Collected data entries
________________
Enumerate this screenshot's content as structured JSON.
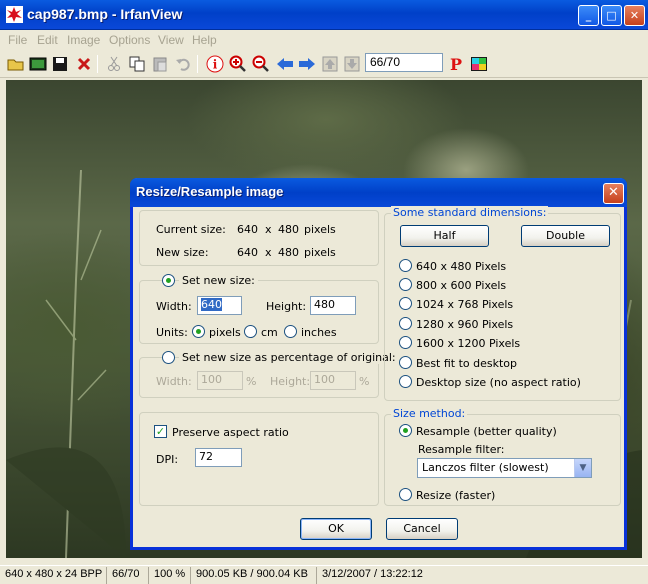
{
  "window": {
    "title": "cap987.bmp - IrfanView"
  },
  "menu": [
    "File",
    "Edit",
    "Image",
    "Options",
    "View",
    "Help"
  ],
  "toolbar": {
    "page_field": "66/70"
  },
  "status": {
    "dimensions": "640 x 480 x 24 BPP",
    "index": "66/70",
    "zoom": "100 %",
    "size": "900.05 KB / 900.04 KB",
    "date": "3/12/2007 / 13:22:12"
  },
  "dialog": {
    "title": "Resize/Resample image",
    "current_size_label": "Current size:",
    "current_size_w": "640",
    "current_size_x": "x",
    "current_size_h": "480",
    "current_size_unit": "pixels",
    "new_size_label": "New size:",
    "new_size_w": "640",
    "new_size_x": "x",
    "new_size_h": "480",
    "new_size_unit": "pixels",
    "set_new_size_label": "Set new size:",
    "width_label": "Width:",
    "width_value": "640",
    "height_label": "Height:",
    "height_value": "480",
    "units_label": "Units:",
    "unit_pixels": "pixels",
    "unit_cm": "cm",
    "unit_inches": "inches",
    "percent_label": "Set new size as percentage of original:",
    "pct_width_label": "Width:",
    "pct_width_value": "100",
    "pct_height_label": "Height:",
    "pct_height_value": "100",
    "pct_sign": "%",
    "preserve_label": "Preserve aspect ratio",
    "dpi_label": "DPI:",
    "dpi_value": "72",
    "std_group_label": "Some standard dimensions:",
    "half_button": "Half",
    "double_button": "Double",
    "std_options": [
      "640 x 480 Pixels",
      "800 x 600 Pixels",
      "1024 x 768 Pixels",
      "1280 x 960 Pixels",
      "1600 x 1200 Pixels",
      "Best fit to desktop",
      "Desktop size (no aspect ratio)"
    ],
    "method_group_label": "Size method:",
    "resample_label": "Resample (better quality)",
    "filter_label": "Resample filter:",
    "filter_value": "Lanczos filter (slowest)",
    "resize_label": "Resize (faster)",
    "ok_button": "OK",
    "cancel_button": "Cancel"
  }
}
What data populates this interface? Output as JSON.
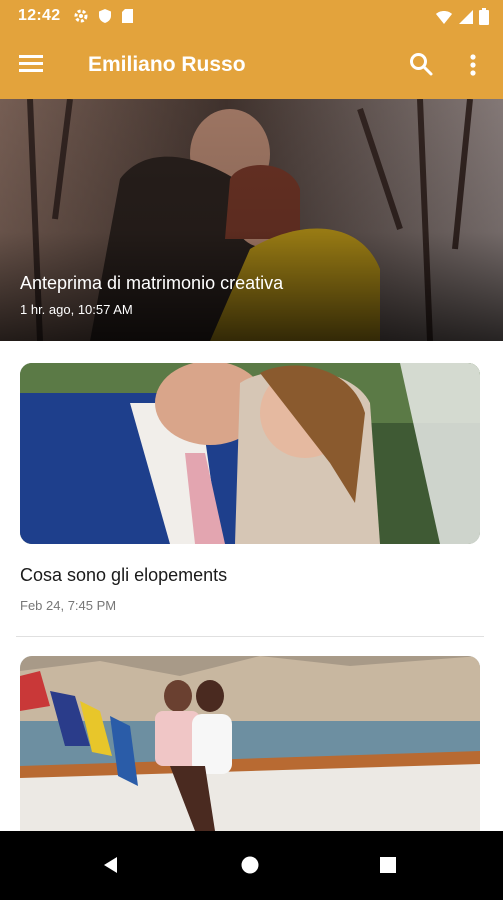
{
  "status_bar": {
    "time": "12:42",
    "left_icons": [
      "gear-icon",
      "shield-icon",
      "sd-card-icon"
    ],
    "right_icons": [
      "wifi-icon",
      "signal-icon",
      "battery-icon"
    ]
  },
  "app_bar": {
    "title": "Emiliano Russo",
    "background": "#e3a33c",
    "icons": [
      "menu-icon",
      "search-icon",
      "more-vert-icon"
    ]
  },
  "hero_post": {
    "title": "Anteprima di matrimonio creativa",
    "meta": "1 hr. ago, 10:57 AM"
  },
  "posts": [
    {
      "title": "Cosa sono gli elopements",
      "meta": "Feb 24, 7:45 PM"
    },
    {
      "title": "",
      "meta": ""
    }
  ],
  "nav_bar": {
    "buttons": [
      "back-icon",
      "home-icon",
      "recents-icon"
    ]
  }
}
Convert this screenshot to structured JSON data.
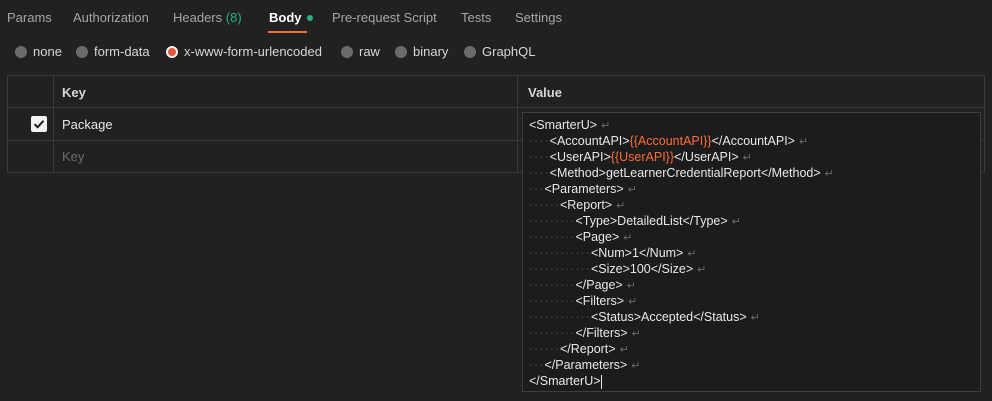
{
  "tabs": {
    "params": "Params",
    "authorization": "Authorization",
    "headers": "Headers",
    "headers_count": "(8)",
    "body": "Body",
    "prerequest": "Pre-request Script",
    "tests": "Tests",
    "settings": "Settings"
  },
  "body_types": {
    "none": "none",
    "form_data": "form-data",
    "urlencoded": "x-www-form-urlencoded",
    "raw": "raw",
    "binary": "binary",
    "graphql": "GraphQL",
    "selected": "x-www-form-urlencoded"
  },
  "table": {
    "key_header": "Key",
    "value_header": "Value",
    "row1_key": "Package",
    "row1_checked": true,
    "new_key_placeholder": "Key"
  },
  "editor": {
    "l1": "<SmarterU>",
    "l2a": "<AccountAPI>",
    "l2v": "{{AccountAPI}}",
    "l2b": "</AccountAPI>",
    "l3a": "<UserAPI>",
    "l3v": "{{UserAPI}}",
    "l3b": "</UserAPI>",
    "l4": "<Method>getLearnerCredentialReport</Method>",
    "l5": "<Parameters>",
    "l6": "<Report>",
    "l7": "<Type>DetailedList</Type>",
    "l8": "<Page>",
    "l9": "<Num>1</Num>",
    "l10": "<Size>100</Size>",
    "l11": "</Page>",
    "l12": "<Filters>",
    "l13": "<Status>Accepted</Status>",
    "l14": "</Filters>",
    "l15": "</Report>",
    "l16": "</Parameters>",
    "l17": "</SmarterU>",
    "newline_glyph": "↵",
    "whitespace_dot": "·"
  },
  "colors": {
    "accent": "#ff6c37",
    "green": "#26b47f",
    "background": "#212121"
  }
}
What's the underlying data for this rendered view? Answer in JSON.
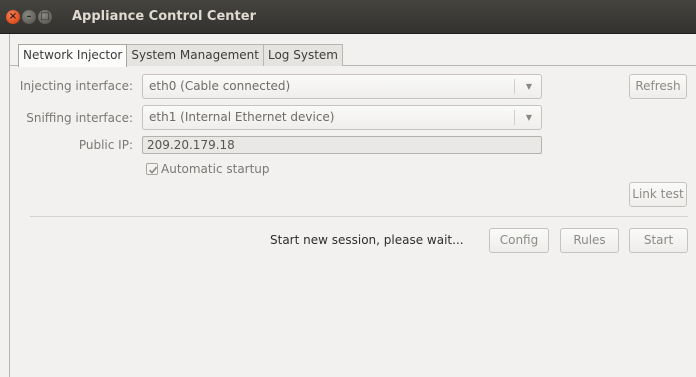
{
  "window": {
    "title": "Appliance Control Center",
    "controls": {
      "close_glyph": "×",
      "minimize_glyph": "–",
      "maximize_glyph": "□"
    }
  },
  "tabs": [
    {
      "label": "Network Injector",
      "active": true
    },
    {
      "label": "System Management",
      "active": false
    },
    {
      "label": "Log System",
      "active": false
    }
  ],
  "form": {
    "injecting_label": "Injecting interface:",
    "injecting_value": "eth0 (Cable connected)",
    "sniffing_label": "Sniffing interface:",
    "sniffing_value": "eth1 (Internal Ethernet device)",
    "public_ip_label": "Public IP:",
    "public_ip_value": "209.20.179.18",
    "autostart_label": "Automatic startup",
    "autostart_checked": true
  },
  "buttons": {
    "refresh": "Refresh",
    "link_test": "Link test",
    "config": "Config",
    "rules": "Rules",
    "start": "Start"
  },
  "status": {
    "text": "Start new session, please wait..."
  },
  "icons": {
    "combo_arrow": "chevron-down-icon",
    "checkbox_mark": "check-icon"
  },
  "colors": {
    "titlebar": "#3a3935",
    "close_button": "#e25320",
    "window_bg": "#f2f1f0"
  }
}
________________
§ Task details: Look through the data and gather every line with the string "Resample" in it.

§ Written solution:
    "title": "Resize/Resample image",
    "resample_label": "Resample (better quality)",
    "filter_label": "Resample filter:",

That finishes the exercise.